## BEGIN Raw records

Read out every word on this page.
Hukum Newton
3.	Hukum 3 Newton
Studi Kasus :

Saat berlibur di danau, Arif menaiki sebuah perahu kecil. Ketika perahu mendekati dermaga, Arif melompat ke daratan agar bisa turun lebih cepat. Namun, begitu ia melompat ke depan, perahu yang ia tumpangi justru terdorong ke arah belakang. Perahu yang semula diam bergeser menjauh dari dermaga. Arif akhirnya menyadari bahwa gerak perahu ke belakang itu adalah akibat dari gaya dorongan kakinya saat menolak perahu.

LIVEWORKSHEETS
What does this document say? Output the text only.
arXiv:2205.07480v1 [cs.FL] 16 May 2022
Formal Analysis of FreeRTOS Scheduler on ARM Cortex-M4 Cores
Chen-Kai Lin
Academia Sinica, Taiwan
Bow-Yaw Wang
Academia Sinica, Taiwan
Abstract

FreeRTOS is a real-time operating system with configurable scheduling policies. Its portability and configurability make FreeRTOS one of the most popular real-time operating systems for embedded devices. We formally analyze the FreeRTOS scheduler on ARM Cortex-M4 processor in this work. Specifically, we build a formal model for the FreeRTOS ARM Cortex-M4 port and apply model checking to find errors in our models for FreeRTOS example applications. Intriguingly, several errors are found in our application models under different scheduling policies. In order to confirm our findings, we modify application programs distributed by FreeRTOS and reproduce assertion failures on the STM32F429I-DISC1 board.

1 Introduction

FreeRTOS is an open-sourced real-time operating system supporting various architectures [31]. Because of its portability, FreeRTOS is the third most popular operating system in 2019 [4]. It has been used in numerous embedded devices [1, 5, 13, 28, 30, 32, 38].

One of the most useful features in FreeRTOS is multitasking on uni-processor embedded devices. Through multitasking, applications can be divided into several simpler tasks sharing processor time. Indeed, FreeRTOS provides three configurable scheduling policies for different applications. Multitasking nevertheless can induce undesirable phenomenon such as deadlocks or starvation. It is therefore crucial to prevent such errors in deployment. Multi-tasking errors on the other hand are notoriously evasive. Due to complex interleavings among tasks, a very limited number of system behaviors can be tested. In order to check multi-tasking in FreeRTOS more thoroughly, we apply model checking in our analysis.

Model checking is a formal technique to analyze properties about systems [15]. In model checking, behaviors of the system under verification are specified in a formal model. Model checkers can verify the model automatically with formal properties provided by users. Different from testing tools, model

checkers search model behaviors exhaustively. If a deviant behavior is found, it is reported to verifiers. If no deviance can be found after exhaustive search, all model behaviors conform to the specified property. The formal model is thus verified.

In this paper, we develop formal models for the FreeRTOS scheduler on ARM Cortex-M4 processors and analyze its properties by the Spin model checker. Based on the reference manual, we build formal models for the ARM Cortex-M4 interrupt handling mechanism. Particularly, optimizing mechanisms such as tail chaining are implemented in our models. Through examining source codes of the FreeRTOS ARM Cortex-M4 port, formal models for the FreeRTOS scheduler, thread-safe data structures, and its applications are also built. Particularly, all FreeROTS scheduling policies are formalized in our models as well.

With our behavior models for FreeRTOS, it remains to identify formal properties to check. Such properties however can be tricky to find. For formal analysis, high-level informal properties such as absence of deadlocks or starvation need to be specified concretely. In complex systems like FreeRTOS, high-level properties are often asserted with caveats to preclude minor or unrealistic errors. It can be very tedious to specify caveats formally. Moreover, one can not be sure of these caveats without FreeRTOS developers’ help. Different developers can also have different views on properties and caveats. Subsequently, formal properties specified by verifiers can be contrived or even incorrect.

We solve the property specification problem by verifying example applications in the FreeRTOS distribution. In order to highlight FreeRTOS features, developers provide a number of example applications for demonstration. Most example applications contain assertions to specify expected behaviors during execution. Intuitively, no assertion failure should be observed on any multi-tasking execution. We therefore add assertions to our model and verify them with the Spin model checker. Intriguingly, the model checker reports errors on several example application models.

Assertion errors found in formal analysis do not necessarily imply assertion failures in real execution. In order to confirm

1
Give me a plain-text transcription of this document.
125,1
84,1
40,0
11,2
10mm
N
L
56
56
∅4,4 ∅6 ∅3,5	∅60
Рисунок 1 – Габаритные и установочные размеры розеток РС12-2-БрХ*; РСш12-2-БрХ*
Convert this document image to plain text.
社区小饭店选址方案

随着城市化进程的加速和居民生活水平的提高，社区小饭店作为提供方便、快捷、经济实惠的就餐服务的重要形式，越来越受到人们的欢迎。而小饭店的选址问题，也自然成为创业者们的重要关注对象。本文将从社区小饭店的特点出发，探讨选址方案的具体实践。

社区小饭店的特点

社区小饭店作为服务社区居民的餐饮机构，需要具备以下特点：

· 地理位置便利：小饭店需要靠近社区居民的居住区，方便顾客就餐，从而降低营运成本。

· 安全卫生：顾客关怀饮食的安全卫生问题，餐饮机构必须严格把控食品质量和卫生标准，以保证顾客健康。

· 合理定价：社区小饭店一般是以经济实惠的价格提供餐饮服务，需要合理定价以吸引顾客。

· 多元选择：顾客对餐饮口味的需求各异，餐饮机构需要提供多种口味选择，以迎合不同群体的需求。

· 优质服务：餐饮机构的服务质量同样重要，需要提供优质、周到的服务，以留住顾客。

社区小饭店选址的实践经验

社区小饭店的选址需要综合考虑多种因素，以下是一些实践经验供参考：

## END Raw records

[Given problem]: Take every line from the data that contains the word "verify".

[Exercise answer]:
Model checking is a formal technique to analyze properties about systems [15]. In model checking, behaviors of the system under verification are specified in a formal model. Model checkers can verify the model automatically with formal properties provided by users. Different from testing tools, model
We solve the property specification problem by verifying example applications in the FreeRTOS distribution. In order to highlight FreeRTOS features, developers provide a number of example applications for demonstration. Most example applications contain assertions to specify expected behaviors during execution. Intuitively, no assertion failure should be observed on any multi-tasking execution. We therefore add assertions to our model and verify them with the Spin model checker. Intriguingly, the model checker reports errors on several example application models.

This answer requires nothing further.